• [Given instruction] Quote all of the entries below verbatim, keeping every line unchanged.

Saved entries
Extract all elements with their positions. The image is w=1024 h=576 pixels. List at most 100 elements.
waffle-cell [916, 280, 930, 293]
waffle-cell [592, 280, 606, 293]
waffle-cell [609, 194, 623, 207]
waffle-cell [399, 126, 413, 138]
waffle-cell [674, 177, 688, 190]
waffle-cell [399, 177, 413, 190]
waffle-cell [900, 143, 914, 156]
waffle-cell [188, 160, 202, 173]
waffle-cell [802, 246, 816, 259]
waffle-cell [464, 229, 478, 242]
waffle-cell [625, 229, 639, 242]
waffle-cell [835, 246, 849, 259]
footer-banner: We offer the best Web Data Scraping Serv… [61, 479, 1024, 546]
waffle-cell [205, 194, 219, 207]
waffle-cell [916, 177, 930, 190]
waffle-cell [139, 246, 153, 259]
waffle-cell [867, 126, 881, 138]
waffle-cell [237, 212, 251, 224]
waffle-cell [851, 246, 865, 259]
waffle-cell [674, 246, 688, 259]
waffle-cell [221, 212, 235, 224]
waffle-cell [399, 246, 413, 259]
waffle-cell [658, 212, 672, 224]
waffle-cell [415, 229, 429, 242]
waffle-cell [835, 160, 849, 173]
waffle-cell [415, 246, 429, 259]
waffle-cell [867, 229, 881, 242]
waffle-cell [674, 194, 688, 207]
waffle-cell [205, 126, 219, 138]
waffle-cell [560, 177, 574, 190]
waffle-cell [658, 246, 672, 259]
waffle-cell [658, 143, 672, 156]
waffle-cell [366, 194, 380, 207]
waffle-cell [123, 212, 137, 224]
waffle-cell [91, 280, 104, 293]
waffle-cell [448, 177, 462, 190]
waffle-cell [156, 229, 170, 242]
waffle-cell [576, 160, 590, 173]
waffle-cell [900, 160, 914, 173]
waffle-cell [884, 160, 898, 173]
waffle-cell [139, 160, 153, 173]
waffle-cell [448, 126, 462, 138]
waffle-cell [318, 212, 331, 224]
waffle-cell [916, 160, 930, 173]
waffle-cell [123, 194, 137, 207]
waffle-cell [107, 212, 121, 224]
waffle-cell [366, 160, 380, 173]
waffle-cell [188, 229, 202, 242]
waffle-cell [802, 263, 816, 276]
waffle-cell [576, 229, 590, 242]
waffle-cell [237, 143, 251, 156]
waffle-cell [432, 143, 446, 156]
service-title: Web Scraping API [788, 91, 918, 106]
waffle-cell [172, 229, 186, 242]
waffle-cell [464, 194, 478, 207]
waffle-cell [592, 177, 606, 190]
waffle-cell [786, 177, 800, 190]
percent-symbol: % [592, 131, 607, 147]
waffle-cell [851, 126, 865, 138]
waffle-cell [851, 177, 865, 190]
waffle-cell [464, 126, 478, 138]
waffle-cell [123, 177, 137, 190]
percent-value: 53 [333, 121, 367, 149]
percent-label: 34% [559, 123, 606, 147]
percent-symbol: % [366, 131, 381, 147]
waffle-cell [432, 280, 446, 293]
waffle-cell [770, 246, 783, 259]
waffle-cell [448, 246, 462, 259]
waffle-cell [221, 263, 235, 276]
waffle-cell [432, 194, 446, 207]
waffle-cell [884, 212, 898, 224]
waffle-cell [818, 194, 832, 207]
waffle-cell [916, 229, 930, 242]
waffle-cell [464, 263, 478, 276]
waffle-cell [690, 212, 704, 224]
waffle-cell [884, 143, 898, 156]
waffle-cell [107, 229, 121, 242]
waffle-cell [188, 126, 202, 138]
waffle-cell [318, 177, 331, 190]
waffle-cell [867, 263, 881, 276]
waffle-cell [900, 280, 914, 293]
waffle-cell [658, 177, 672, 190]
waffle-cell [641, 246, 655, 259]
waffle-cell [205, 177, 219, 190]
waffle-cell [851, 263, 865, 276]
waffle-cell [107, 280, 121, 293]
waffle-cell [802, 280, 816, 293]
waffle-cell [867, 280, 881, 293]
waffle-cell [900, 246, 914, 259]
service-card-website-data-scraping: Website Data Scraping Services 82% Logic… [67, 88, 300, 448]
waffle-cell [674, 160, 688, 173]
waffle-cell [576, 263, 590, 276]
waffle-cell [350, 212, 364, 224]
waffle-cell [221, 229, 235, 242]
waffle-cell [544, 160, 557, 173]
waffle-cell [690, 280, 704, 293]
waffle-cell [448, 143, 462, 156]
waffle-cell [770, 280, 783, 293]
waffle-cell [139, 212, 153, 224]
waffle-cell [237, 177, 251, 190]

• [Task solution]
Extract all elements with their positions. The image is w=1024 h=576 pixels. List at most 100 elements.
waffle-cell [916, 280, 930, 293]
waffle-cell [592, 280, 606, 293]
waffle-cell [609, 194, 623, 207]
waffle-cell [399, 126, 413, 138]
waffle-cell [674, 177, 688, 190]
waffle-cell [399, 177, 413, 190]
waffle-cell [900, 143, 914, 156]
waffle-cell [188, 160, 202, 173]
waffle-cell [802, 246, 816, 259]
waffle-cell [464, 229, 478, 242]
waffle-cell [625, 229, 639, 242]
waffle-cell [835, 246, 849, 259]
footer-banner: We offer the best Web Data Scraping Serv… [61, 479, 1024, 546]
waffle-cell [205, 194, 219, 207]
waffle-cell [916, 177, 930, 190]
waffle-cell [139, 246, 153, 259]
waffle-cell [867, 126, 881, 138]
waffle-cell [237, 212, 251, 224]
waffle-cell [851, 246, 865, 259]
waffle-cell [674, 246, 688, 259]
waffle-cell [221, 212, 235, 224]
waffle-cell [399, 246, 413, 259]
waffle-cell [658, 212, 672, 224]
waffle-cell [415, 229, 429, 242]
waffle-cell [835, 160, 849, 173]
waffle-cell [415, 246, 429, 259]
waffle-cell [867, 229, 881, 242]
waffle-cell [674, 194, 688, 207]
waffle-cell [205, 126, 219, 138]
waffle-cell [560, 177, 574, 190]
waffle-cell [658, 246, 672, 259]
waffle-cell [658, 143, 672, 156]
waffle-cell [366, 194, 380, 207]
waffle-cell [123, 212, 137, 224]
waffle-cell [91, 280, 104, 293]
waffle-cell [448, 177, 462, 190]
waffle-cell [156, 229, 170, 242]
waffle-cell [576, 160, 590, 173]
waffle-cell [900, 160, 914, 173]
waffle-cell [884, 160, 898, 173]
waffle-cell [139, 160, 153, 173]
waffle-cell [448, 126, 462, 138]
waffle-cell [318, 212, 331, 224]
waffle-cell [916, 160, 930, 173]
waffle-cell [123, 194, 137, 207]
waffle-cell [107, 212, 121, 224]
waffle-cell [366, 160, 380, 173]
waffle-cell [188, 229, 202, 242]
waffle-cell [802, 263, 816, 276]
waffle-cell [576, 229, 590, 242]
waffle-cell [237, 143, 251, 156]
waffle-cell [432, 143, 446, 156]
service-title: Web Scraping API [788, 91, 918, 106]
waffle-cell [172, 229, 186, 242]
waffle-cell [464, 194, 478, 207]
waffle-cell [592, 177, 606, 190]
waffle-cell [786, 177, 800, 190]
percent-symbol: % [592, 131, 607, 147]
waffle-cell [851, 126, 865, 138]
waffle-cell [851, 177, 865, 190]
waffle-cell [464, 126, 478, 138]
waffle-cell [123, 177, 137, 190]
percent-value: 53 [333, 121, 367, 149]
percent-label: 34% [559, 123, 606, 147]
percent-symbol: % [366, 131, 381, 147]
waffle-cell [432, 280, 446, 293]
waffle-cell [770, 246, 783, 259]
waffle-cell [448, 246, 462, 259]
waffle-cell [221, 263, 235, 276]
waffle-cell [432, 194, 446, 207]
waffle-cell [884, 212, 898, 224]
waffle-cell [818, 194, 832, 207]
waffle-cell [916, 229, 930, 242]
waffle-cell [464, 263, 478, 276]
waffle-cell [690, 212, 704, 224]
waffle-cell [884, 143, 898, 156]
waffle-cell [107, 229, 121, 242]
waffle-cell [188, 126, 202, 138]
waffle-cell [318, 177, 331, 190]
waffle-cell [867, 263, 881, 276]
waffle-cell [900, 280, 914, 293]
waffle-cell [658, 177, 672, 190]
waffle-cell [641, 246, 655, 259]
waffle-cell [205, 177, 219, 190]
waffle-cell [851, 263, 865, 276]
waffle-cell [107, 280, 121, 293]
waffle-cell [802, 280, 816, 293]
waffle-cell [867, 280, 881, 293]
waffle-cell [900, 246, 914, 259]
service-card-website-data-scraping: Website Data Scraping Services 82% Logic… [67, 88, 300, 448]
waffle-cell [674, 160, 688, 173]
waffle-cell [576, 263, 590, 276]
waffle-cell [350, 212, 364, 224]
waffle-cell [221, 229, 235, 242]
waffle-cell [544, 160, 557, 173]
waffle-cell [690, 280, 704, 293]
waffle-cell [448, 143, 462, 156]
waffle-cell [770, 280, 783, 293]
waffle-cell [139, 212, 153, 224]
waffle-cell [237, 177, 251, 190]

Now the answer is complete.